▸ Data:
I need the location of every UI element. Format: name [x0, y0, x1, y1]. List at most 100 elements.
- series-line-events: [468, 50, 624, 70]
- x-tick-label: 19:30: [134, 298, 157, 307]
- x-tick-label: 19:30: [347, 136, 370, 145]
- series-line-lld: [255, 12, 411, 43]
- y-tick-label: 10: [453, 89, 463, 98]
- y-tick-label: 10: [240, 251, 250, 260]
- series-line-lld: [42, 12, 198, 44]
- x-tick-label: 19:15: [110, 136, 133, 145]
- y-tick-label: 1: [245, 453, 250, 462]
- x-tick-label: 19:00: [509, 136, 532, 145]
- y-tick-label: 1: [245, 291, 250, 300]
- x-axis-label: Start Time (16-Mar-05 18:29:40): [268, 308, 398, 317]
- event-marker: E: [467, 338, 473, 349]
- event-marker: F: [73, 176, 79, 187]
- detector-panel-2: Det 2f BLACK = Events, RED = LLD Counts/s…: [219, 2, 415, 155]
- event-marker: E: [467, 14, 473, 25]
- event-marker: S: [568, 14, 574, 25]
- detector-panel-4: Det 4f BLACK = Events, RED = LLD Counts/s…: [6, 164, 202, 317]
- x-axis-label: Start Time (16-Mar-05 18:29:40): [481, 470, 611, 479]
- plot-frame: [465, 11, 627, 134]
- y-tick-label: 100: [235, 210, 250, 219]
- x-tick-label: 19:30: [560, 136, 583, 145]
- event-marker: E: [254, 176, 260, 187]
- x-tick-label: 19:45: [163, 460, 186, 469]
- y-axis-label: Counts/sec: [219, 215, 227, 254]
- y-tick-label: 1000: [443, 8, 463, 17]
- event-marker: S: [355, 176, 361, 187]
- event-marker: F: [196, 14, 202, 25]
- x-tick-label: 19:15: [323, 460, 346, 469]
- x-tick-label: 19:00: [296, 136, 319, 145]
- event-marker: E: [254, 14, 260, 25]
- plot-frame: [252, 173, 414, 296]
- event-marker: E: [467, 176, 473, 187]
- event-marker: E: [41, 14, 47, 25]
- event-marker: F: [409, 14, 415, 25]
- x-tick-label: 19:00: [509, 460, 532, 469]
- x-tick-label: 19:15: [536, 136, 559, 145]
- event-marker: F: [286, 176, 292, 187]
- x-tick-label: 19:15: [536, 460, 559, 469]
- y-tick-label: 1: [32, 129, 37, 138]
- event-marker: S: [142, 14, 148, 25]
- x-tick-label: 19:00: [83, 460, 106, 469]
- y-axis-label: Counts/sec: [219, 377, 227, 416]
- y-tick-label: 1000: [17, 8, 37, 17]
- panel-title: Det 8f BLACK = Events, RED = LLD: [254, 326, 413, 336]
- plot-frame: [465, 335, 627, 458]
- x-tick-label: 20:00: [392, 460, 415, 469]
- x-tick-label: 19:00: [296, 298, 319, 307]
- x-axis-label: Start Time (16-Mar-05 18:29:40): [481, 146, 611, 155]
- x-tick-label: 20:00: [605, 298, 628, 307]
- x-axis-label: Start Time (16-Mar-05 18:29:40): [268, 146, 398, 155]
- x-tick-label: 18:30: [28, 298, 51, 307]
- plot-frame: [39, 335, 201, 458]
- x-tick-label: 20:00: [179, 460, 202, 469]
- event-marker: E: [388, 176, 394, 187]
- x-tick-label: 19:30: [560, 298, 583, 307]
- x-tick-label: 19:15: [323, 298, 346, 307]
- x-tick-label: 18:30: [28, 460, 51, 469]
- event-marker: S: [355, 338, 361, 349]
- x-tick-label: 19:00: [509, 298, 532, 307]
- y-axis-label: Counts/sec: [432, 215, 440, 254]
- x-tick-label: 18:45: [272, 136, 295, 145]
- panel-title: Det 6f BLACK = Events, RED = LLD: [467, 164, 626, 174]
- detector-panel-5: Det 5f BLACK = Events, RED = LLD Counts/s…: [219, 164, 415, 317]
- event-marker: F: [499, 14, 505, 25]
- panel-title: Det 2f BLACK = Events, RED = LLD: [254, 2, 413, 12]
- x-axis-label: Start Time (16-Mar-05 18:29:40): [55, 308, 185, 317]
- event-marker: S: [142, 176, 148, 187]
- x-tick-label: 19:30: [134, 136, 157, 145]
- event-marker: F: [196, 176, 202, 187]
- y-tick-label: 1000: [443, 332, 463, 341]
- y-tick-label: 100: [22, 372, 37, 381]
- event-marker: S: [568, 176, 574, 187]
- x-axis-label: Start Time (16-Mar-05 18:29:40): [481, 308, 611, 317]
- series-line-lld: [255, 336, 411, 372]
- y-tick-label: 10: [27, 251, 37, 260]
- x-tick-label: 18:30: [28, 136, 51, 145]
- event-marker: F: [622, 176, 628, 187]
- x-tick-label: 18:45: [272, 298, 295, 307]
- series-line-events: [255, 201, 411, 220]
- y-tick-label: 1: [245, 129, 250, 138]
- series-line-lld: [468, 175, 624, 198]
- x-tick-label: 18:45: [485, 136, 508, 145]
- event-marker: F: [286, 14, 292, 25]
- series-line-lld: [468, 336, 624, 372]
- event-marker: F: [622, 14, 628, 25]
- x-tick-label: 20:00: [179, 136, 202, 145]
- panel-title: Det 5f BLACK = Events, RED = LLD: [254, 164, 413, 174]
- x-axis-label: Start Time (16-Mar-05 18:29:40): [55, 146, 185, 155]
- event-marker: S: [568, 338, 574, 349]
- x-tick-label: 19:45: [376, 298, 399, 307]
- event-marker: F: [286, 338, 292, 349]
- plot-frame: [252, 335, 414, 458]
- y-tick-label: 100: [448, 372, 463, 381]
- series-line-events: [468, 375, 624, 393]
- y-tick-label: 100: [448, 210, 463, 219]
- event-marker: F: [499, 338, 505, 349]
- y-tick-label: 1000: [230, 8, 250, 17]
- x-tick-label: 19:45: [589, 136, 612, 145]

▸ Direction: Put the lines starting at the very first one and ending at the line that contains "- event-marker: S: [568, 14, 574, 25]" into a JSON list of strings, one string per line and no blank lines.

▸ Task response:
[
  "I need the location of every UI element. Format: name [x0, y0, x1, y1]. List at most 100 elements.",
  "- series-line-events: [468, 50, 624, 70]",
  "- x-tick-label: 19:30: [134, 298, 157, 307]",
  "- x-tick-label: 19:30: [347, 136, 370, 145]",
  "- series-line-lld: [255, 12, 411, 43]",
  "- y-tick-label: 10: [453, 89, 463, 98]",
  "- y-tick-label: 10: [240, 251, 250, 260]",
  "- series-line-lld: [42, 12, 198, 44]",
  "- x-tick-label: 19:15: [110, 136, 133, 145]",
  "- y-tick-label: 1: [245, 453, 250, 462]",
  "- x-tick-label: 19:00: [509, 136, 532, 145]",
  "- y-tick-label: 1: [245, 291, 250, 300]",
  "- x-axis-label: Start Time (16-Mar-05 18:29:40): [268, 308, 398, 317]",
  "- event-marker: E: [467, 338, 473, 349]",
  "- event-marker: F: [73, 176, 79, 187]",
  "- detector-panel-2: Det 2f BLACK = Events, RED = LLD Counts/s…: [219, 2, 415, 155]",
  "- event-marker: E: [467, 14, 473, 25]",
  "- event-marker: S: [568, 14, 574, 25]"
]